Copy all lines holding the word "copie" from the entries.

....

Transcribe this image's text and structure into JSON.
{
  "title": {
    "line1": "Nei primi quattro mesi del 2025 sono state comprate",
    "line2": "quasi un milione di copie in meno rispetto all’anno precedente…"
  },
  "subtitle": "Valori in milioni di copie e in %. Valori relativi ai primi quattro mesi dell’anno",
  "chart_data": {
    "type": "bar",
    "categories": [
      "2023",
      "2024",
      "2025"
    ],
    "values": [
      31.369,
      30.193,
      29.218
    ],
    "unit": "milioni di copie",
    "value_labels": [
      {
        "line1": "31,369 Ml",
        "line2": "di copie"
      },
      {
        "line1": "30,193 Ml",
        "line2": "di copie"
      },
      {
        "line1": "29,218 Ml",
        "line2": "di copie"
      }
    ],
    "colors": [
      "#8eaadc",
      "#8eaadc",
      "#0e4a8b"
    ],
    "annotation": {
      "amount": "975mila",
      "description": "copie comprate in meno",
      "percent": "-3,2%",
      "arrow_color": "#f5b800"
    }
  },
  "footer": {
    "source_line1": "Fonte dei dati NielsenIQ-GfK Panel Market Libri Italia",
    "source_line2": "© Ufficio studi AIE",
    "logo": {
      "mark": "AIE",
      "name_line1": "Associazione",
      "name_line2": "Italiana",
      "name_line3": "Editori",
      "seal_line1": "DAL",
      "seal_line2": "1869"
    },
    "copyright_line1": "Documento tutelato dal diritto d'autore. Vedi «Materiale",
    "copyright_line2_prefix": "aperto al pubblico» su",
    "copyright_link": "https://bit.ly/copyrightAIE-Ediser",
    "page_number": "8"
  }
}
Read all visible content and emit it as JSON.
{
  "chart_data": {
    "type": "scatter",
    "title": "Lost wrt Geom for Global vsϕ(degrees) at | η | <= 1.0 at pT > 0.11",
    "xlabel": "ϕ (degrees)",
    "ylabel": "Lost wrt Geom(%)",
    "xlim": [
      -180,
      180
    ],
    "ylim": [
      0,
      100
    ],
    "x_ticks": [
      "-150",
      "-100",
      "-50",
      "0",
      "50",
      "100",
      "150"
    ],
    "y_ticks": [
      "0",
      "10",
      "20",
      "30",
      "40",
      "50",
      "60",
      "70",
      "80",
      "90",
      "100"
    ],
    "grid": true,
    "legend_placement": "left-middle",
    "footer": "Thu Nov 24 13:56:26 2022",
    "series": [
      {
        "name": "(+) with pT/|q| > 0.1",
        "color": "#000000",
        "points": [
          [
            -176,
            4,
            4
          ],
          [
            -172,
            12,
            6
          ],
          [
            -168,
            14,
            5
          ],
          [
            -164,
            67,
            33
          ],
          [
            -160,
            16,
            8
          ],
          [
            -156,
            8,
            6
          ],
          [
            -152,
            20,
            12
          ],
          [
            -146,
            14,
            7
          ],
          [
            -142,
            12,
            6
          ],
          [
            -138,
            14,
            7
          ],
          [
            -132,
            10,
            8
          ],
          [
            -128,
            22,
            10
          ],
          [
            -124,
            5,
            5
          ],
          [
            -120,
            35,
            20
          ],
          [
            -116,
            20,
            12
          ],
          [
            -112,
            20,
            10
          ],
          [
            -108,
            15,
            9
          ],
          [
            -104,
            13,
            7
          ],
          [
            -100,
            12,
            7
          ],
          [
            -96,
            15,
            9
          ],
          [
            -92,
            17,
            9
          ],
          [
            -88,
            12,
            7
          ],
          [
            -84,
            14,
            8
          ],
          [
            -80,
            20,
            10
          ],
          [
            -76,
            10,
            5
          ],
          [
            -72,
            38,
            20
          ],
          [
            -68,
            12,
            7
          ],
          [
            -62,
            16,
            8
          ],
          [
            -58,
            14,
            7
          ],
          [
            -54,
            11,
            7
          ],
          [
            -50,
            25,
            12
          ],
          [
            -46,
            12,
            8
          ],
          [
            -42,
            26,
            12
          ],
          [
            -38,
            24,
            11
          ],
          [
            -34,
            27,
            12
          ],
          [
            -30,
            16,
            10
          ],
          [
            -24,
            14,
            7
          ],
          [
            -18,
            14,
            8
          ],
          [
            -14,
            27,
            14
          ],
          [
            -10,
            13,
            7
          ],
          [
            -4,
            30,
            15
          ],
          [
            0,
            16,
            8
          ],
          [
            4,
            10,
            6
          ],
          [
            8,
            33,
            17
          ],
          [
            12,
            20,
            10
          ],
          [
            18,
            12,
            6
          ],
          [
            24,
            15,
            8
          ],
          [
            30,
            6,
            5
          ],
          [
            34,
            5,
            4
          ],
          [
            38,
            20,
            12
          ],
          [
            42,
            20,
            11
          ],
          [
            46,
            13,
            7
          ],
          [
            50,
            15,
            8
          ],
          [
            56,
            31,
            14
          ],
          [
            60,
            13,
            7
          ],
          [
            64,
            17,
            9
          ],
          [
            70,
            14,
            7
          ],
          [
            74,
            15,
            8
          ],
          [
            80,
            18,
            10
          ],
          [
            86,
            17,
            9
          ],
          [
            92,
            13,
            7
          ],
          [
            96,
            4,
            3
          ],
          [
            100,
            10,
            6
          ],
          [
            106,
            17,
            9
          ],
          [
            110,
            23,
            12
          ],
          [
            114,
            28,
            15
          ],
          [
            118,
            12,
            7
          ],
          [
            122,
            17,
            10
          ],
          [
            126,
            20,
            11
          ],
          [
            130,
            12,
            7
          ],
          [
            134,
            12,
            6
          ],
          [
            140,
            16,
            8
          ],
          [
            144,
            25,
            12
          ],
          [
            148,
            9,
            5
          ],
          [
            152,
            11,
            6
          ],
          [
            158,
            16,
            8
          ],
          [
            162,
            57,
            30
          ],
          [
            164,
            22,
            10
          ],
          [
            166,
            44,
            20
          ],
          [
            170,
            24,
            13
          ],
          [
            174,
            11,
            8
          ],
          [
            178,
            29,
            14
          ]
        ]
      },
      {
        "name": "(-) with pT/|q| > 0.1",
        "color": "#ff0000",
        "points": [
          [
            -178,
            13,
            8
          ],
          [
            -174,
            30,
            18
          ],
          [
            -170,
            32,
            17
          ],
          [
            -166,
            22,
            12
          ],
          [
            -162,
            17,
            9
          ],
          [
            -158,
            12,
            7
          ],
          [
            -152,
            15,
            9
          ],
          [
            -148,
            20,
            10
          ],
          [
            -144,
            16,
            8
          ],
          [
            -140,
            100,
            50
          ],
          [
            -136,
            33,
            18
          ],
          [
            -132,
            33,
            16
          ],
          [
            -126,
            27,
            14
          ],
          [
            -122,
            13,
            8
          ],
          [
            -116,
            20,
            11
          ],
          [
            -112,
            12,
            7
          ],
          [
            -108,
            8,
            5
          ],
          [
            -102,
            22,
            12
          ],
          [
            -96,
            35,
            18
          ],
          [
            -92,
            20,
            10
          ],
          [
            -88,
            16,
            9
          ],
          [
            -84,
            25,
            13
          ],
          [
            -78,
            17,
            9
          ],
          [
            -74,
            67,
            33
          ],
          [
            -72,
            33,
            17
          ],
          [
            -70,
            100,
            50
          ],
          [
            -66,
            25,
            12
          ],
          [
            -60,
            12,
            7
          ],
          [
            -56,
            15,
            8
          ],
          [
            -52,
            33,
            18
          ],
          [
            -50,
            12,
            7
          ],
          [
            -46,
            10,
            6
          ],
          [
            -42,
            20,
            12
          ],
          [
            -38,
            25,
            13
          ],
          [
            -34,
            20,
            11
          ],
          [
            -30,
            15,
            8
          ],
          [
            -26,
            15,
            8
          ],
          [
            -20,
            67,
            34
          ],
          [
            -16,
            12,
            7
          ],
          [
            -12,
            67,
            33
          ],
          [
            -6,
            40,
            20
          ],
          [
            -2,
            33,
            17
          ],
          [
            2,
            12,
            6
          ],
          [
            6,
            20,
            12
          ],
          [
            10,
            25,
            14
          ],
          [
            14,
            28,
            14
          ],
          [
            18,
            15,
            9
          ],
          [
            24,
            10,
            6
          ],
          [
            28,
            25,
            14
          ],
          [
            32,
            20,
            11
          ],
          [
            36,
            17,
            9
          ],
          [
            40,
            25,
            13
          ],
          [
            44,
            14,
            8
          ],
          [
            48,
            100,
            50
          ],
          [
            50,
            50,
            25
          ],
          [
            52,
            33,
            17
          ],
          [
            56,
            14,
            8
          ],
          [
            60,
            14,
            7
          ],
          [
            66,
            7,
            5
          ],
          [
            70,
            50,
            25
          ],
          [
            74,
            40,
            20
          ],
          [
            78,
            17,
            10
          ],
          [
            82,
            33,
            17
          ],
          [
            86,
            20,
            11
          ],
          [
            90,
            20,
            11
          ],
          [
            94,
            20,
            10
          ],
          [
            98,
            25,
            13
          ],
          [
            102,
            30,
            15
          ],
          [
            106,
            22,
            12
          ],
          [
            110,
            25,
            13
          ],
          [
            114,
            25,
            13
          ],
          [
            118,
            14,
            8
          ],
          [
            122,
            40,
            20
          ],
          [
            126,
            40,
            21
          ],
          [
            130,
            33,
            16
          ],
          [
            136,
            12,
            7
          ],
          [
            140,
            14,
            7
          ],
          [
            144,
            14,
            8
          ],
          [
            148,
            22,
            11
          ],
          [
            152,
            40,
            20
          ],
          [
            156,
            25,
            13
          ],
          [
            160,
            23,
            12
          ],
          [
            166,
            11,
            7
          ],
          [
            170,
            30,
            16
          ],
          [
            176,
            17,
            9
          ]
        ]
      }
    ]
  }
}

....

[Exercise result]
    "line2": "quasi un milione di copie in meno rispetto all’anno precedente…"
  "subtitle": "Valori in milioni di copie e in %. Valori relativi ai primi quattro mesi dell’anno",
    "unit": "milioni di copie",
        "line2": "di copie"
        "line2": "di copie"
        "line2": "di copie"
      "description": "copie comprate in meno",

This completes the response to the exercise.